***** DATA IN THIS EXERCISE *****

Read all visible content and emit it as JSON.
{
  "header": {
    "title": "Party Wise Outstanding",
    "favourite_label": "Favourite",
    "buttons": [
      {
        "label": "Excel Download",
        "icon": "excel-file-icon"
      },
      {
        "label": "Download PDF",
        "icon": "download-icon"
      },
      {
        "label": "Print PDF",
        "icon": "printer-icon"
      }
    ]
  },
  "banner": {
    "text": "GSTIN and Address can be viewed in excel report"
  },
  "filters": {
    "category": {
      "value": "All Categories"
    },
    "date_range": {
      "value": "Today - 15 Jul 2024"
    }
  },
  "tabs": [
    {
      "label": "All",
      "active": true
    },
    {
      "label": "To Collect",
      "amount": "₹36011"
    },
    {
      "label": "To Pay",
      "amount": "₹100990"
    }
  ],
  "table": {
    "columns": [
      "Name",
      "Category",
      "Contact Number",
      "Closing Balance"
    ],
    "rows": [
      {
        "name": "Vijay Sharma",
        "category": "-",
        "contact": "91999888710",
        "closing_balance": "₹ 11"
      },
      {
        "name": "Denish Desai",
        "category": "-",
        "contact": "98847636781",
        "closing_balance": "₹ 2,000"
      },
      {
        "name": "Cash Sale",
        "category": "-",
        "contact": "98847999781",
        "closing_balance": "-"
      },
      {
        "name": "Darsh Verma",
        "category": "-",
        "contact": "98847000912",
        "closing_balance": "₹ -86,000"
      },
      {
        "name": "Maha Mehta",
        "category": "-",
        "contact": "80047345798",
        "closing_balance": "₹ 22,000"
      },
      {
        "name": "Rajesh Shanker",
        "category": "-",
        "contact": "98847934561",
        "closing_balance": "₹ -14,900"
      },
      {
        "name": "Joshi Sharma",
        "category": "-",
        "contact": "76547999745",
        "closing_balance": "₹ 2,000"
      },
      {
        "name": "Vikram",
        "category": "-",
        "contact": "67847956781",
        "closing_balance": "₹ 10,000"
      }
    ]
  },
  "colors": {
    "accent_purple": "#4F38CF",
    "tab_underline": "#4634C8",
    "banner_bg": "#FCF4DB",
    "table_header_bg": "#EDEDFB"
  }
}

*****
***** DATA IN THIS EXERCISE *****

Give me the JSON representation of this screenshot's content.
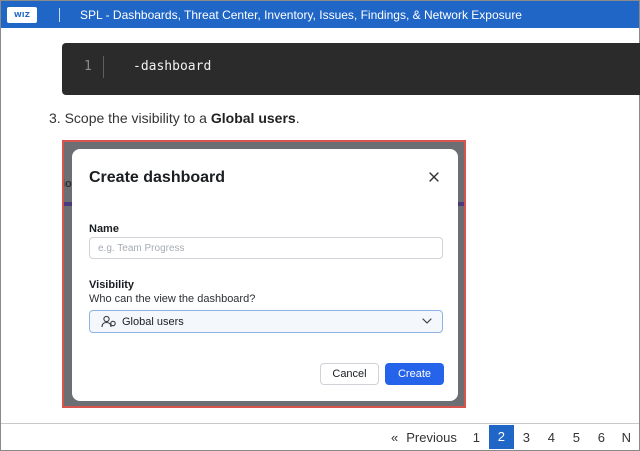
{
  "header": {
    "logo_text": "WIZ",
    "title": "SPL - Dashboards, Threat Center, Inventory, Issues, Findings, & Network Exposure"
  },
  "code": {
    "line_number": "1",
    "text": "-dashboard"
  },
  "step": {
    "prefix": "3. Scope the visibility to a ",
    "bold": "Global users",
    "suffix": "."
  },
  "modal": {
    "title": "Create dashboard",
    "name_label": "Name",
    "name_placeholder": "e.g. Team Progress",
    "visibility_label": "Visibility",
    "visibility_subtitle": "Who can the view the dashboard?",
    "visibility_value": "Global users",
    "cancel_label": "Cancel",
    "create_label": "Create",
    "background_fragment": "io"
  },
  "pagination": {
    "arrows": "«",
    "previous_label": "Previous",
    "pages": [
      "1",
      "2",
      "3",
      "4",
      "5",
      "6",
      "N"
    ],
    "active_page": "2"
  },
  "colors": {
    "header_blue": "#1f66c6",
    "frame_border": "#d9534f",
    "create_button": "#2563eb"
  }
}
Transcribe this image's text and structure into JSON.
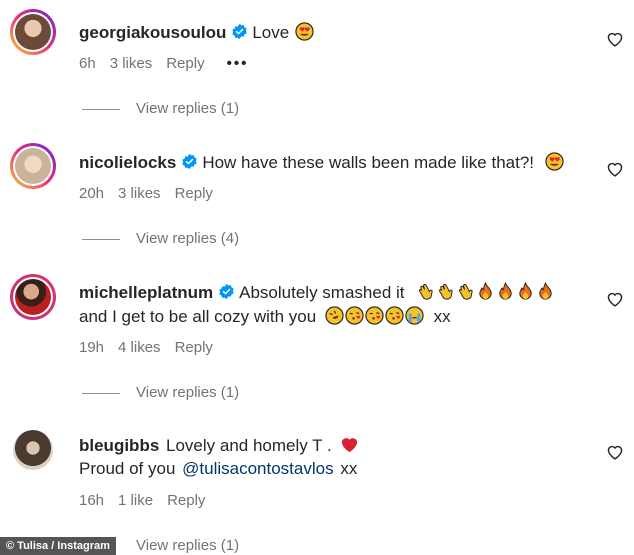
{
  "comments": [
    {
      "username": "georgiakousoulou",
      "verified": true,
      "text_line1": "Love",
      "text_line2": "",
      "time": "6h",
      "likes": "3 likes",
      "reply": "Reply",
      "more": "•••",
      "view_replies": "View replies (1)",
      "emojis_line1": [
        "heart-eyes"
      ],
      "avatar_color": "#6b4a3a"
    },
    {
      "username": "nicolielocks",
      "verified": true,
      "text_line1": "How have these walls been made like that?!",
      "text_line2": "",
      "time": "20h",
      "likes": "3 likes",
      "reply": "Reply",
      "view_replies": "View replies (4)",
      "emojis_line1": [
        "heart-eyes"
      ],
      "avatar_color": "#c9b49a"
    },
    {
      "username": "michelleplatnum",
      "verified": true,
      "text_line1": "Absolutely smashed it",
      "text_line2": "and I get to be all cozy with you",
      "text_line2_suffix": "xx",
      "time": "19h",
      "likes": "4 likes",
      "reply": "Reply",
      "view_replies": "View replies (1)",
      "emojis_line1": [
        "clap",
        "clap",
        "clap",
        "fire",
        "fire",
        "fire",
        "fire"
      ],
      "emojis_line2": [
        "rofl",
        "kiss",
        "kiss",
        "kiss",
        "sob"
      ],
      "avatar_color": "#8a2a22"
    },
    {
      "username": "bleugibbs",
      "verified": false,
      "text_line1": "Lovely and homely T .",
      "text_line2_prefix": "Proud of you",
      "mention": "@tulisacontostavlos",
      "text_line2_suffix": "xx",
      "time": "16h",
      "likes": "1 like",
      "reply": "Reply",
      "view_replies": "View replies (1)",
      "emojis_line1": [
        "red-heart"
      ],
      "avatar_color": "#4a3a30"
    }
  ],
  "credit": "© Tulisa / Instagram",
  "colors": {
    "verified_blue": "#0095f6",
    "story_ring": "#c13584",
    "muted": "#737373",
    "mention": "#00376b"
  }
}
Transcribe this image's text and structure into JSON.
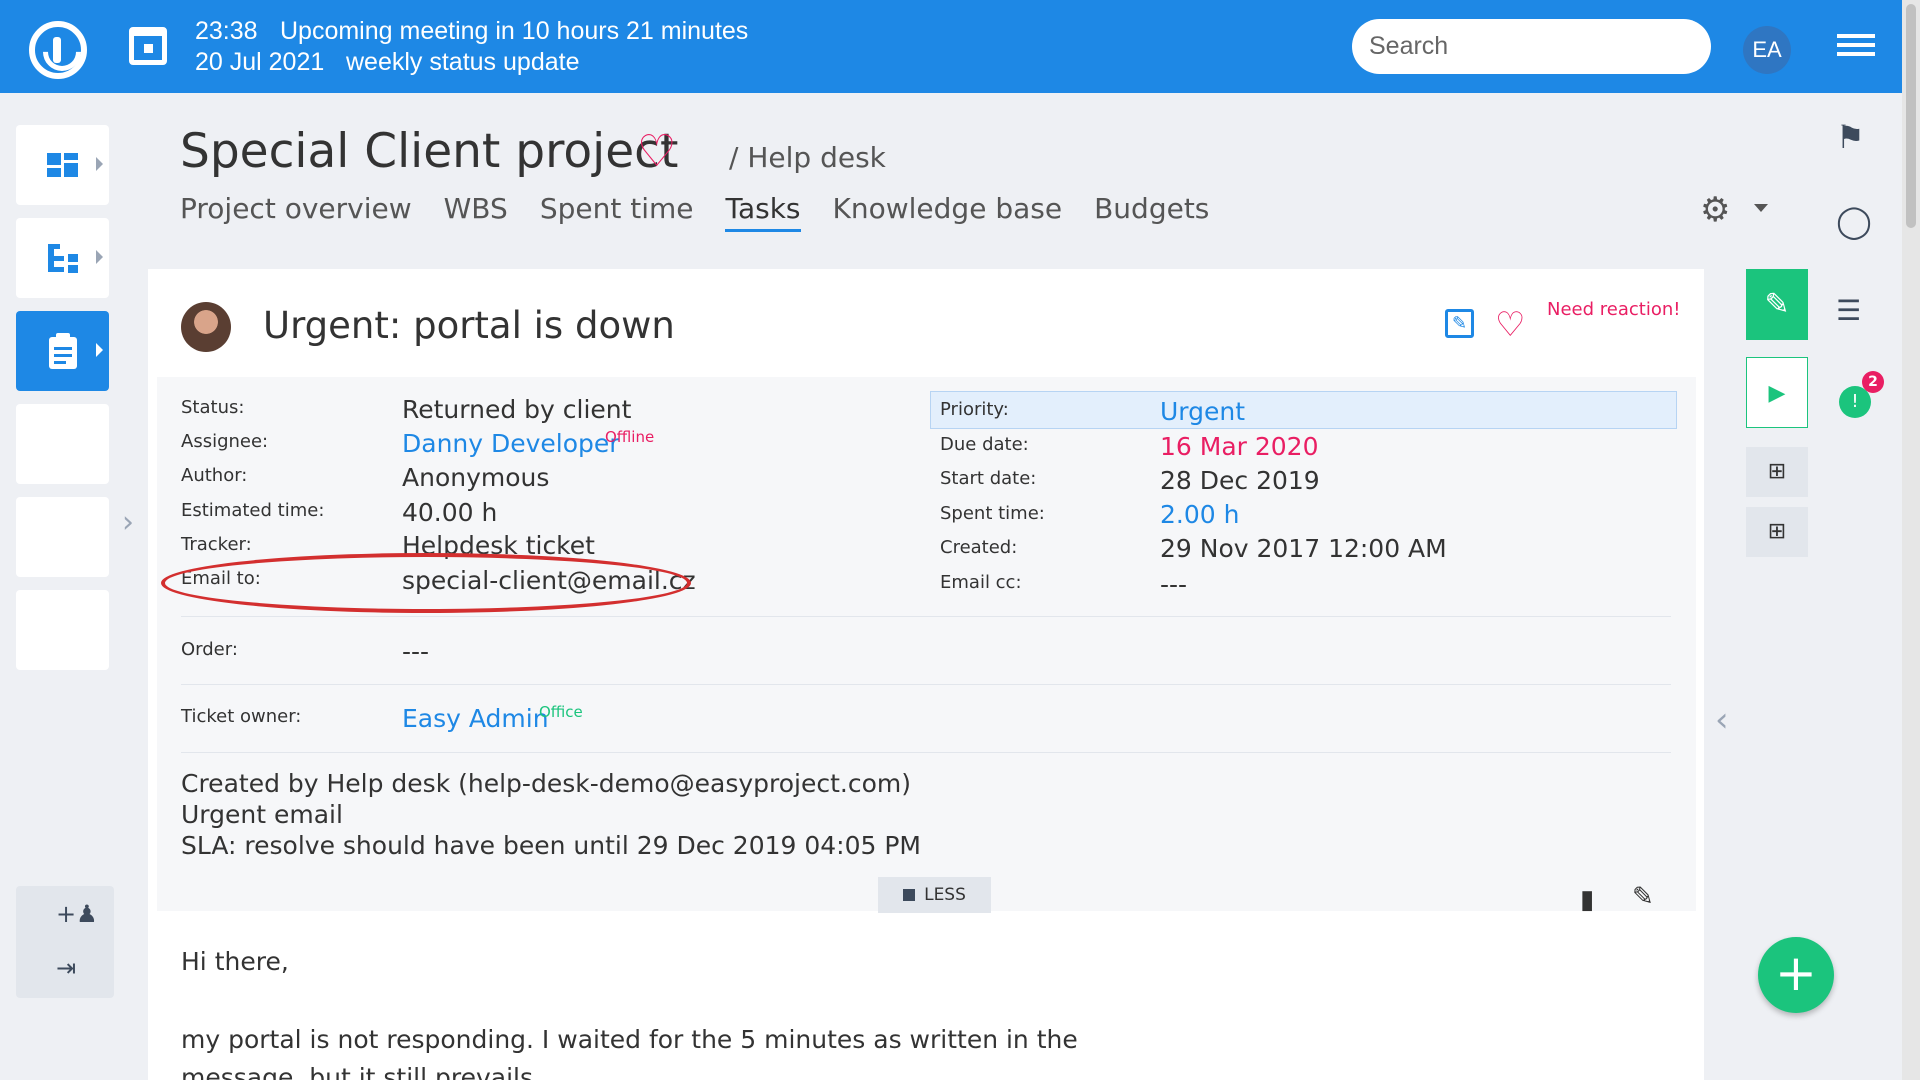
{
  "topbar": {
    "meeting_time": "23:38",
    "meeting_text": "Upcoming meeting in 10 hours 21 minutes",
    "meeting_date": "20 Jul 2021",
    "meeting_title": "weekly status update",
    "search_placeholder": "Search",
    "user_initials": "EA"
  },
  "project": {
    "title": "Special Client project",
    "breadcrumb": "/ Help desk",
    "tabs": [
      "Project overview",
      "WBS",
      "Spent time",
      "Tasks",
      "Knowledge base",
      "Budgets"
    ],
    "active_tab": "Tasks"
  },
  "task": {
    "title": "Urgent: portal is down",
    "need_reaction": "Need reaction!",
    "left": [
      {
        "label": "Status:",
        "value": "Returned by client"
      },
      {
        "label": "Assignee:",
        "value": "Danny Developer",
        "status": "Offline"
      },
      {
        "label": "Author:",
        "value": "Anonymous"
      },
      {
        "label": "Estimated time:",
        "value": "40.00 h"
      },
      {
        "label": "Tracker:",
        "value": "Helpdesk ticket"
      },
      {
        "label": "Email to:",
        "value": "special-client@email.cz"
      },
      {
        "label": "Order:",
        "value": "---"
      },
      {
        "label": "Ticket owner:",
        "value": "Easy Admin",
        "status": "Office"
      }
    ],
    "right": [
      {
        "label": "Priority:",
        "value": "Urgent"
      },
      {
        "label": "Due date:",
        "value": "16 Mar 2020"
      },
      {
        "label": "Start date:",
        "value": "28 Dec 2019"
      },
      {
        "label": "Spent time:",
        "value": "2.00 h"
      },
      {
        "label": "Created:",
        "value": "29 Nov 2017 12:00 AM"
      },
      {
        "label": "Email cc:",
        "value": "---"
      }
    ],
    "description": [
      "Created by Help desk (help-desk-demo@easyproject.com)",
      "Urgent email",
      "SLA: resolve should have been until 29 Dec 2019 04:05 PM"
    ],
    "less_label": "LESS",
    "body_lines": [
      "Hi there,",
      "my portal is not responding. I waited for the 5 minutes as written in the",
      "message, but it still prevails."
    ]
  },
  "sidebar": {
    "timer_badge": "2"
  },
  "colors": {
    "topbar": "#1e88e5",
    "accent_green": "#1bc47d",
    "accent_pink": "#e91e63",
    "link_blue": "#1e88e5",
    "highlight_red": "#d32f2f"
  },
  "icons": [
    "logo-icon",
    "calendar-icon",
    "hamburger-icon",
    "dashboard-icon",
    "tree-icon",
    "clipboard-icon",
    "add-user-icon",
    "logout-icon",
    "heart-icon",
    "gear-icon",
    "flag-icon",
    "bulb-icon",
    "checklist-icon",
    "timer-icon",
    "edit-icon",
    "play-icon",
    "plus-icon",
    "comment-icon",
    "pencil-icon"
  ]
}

*****
***** DATA IN THIS EXERCISE *****

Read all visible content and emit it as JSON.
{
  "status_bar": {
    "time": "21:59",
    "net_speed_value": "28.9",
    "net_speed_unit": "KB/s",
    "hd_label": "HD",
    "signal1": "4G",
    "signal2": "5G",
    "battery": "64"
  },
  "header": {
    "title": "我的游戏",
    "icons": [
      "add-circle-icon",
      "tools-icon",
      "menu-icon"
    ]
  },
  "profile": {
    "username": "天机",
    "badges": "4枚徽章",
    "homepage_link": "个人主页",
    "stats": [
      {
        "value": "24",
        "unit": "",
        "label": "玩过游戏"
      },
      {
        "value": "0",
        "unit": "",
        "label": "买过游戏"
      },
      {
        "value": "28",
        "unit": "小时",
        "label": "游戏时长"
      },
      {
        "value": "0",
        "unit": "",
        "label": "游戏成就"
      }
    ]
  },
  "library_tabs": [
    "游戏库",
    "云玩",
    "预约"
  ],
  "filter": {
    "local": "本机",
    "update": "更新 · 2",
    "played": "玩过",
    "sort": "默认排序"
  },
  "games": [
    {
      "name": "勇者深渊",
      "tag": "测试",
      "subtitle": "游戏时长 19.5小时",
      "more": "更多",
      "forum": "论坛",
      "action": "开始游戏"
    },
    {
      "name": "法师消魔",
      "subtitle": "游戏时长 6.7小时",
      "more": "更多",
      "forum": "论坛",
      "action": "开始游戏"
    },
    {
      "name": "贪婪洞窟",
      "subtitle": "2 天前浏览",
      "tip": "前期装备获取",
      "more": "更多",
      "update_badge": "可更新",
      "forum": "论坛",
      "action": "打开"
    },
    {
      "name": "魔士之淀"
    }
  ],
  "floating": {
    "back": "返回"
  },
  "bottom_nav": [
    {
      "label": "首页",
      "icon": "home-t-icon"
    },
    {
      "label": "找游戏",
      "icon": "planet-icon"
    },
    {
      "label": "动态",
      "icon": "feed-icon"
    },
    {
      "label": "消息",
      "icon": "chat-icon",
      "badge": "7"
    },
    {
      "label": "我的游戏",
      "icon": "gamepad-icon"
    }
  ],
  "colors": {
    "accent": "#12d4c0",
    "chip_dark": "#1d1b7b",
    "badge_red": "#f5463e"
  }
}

*****

REQUEST: Find each line holding "minutes". Copy it out.

WRITTEN RESPONSE:
    "meeting_text": "Upcoming meeting in 10 hours 21 minutes",
      "my portal is not responding. I waited for the 5 minutes as written in the",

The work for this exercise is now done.